▸ **Task to carry out**
Reproduce the items below, switching each "Patent image size" to "Drawing dimensions" and changing nothing else. Leave the pictures out.

>> START Listing

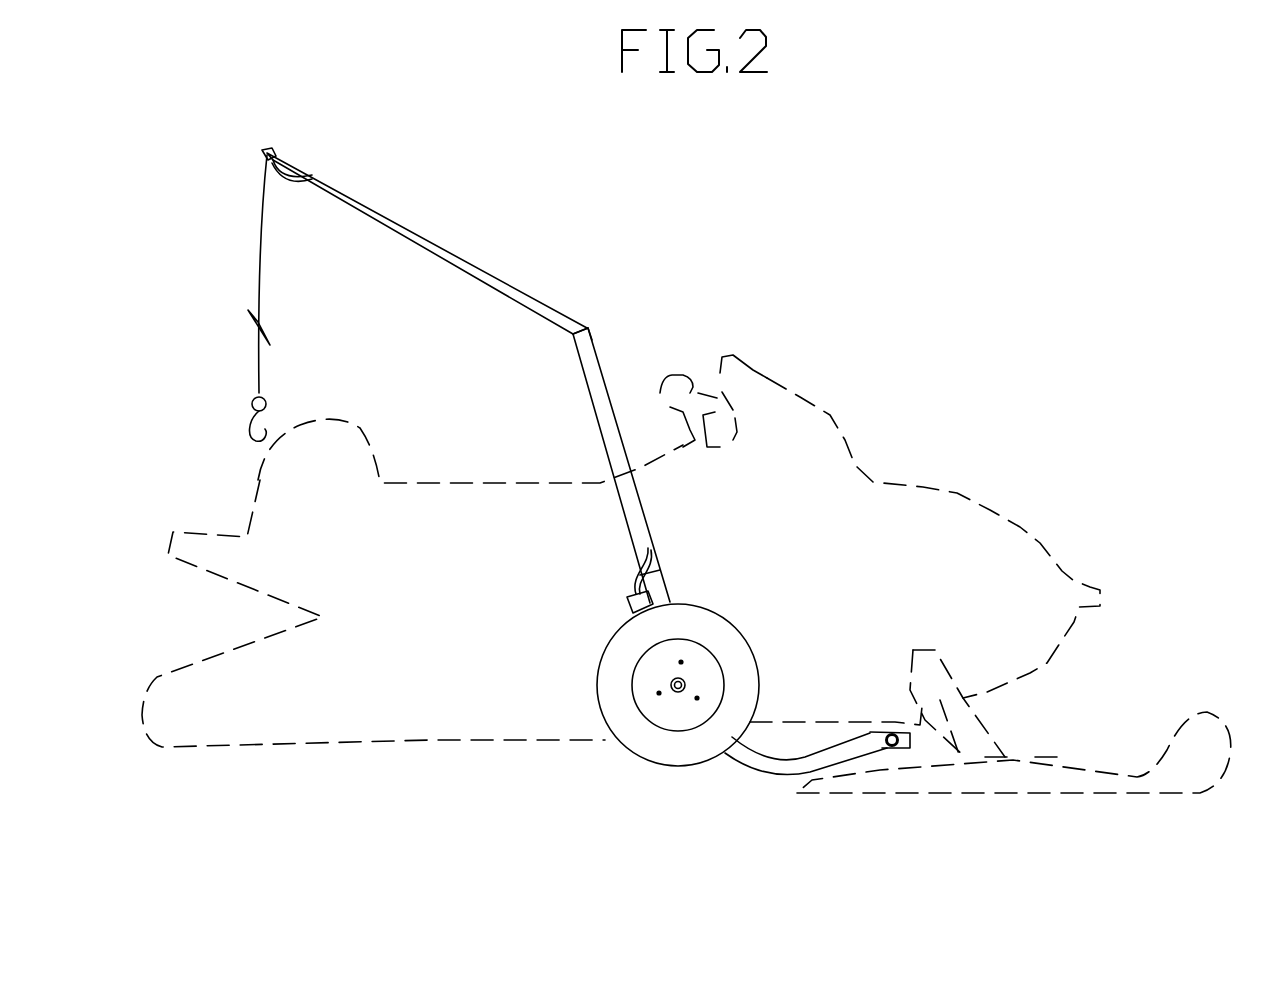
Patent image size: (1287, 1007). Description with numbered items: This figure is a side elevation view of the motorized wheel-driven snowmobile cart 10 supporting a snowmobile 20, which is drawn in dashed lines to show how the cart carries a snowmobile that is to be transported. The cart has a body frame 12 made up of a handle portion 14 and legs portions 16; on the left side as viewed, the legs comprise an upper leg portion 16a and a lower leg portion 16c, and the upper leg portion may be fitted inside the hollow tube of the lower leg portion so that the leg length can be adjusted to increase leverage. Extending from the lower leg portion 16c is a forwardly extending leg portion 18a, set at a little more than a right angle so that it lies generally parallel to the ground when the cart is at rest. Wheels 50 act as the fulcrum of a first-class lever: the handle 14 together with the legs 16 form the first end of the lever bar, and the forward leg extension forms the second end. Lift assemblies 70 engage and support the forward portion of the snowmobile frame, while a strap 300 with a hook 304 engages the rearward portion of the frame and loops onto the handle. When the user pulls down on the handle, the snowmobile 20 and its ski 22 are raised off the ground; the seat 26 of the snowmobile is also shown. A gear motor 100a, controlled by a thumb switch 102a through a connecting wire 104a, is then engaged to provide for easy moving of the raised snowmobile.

The motorized wheel-driven snowmobile cart 10 is at (461, 152).
The body frame 12 is at (515, 230).
The handle portion 14 is at (428, 282).
The legs portions 16 is at (568, 408).
The upper leg portion 16a is at (600, 350).
The lower leg portion 16c is at (668, 573).
The forwardly extending leg portion 18a is at (775, 768).
The snowmobile 20 is at (466, 600).
The ski 22 is at (1006, 787).
The seat 26 is at (375, 465).
The wheels 50 is at (748, 642).
The lift assemblies 70 is at (875, 731).
The gear motor 100a is at (624, 608).
The thumb switch 102a is at (267, 153).
The wire 104a is at (285, 185).
The strap 300 is at (258, 288).
The hook 304 is at (249, 422).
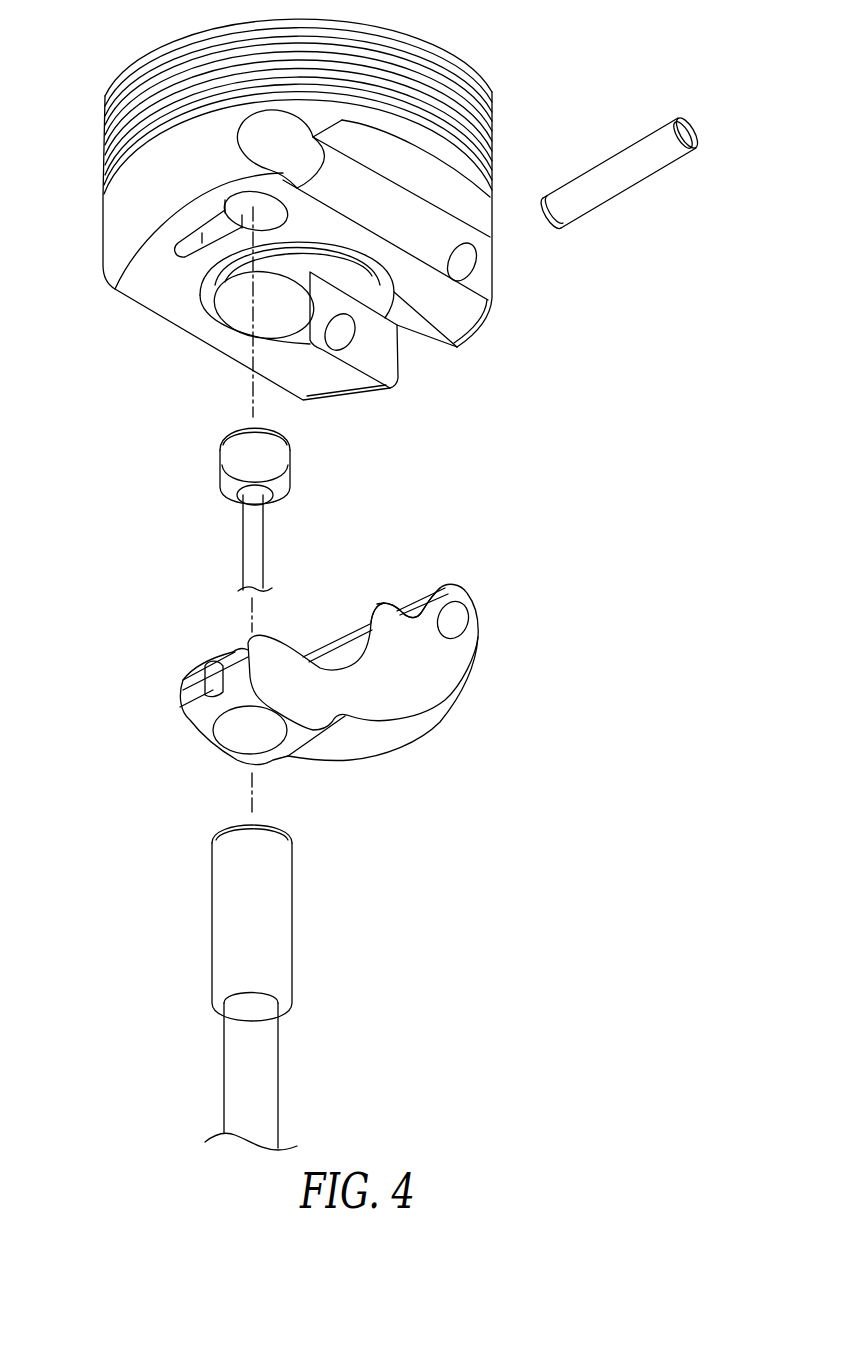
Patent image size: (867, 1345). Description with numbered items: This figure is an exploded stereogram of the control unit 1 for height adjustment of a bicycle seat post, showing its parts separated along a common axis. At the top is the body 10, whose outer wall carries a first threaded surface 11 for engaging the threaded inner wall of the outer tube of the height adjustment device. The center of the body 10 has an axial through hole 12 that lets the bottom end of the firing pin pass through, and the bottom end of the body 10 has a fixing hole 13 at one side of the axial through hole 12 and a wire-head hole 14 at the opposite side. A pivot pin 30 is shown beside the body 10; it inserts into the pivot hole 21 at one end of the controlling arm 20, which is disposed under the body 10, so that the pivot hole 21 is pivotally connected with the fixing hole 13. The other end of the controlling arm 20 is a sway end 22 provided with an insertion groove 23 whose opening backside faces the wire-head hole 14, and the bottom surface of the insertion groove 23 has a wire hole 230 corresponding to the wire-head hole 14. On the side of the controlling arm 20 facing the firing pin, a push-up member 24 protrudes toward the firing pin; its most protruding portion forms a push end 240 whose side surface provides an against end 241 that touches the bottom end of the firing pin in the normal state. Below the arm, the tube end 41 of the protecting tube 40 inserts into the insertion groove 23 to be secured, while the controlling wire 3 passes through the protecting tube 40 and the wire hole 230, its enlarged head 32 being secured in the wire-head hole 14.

>> END Listing

▸ **Answer to this exercise**
Drawing dimensions: (1287, 1007). Description with numbered items: This figure is a side elevation view of the motorized wheel-driven snowmobile cart 10 supporting a snowmobile 20, which is drawn in dashed lines to show how the cart carries a snowmobile that is to be transported. The cart has a body frame 12 made up of a handle portion 14 and legs portions 16; on the left side as viewed, the legs comprise an upper leg portion 16a and a lower leg portion 16c, and the upper leg portion may be fitted inside the hollow tube of the lower leg portion so that the leg length can be adjusted to increase leverage. Extending from the lower leg portion 16c is a forwardly extending leg portion 18a, set at a little more than a right angle so that it lies generally parallel to the ground when the cart is at rest. Wheels 50 act as the fulcrum of a first-class lever: the handle 14 together with the legs 16 form the first end of the lever bar, and the forward leg extension forms the second end. Lift assemblies 70 engage and support the forward portion of the snowmobile frame, while a strap 300 with a hook 304 engages the rearward portion of the frame and loops onto the handle. When the user pulls down on the handle, the snowmobile 20 and its ski 22 are raised off the ground; the seat 26 of the snowmobile is also shown. A gear motor 100a, controlled by a thumb switch 102a through a connecting wire 104a, is then engaged to provide for easy moving of the raised snowmobile.

The motorized wheel-driven snowmobile cart 10 is at (461, 152).
The body frame 12 is at (515, 230).
The handle portion 14 is at (428, 282).
The legs portions 16 is at (568, 408).
The upper leg portion 16a is at (600, 350).
The lower leg portion 16c is at (668, 573).
The forwardly extending leg portion 18a is at (775, 768).
The snowmobile 20 is at (466, 600).
The ski 22 is at (1006, 787).
The seat 26 is at (375, 465).
The wheels 50 is at (748, 642).
The lift assemblies 70 is at (875, 731).
The gear motor 100a is at (624, 608).
The thumb switch 102a is at (267, 153).
The wire 104a is at (285, 185).
The strap 300 is at (258, 288).
The hook 304 is at (249, 422).
Drawing dimensions: (867, 1345). Description with numbered items: This figure is an exploded stereogram of the control unit 1 for height adjustment of a bicycle seat post, showing its parts separated along a common axis. At the top is the body 10, whose outer wall carries a first threaded surface 11 for engaging the threaded inner wall of the outer tube of the height adjustment device. The center of the body 10 has an axial through hole 12 that lets the bottom end of the firing pin pass through, and the bottom end of the body 10 has a fixing hole 13 at one side of the axial through hole 12 and a wire-head hole 14 at the opposite side. A pivot pin 30 is shown beside the body 10; it inserts into the pivot hole 21 at one end of the controlling arm 20, which is disposed under the body 10, so that the pivot hole 21 is pivotally connected with the fixing hole 13. The other end of the controlling arm 20 is a sway end 22 provided with an insertion groove 23 whose opening backside faces the wire-head hole 14, and the bottom surface of the insertion groove 23 has a wire hole 230 corresponding to the wire-head hole 14. On the side of the controlling arm 20 facing the firing pin, a push-up member 24 protrudes toward the firing pin; its most protruding portion forms a push end 240 whose side surface provides an against end 241 that touches the bottom end of the firing pin in the normal state. Below the arm, the tube end 41 of the protecting tube 40 inserts into the insertion groove 23 to be secured, while the controlling wire 3 passes through the protecting tube 40 and the wire hole 230, its enlarged head 32 being secured in the wire-head hole 14.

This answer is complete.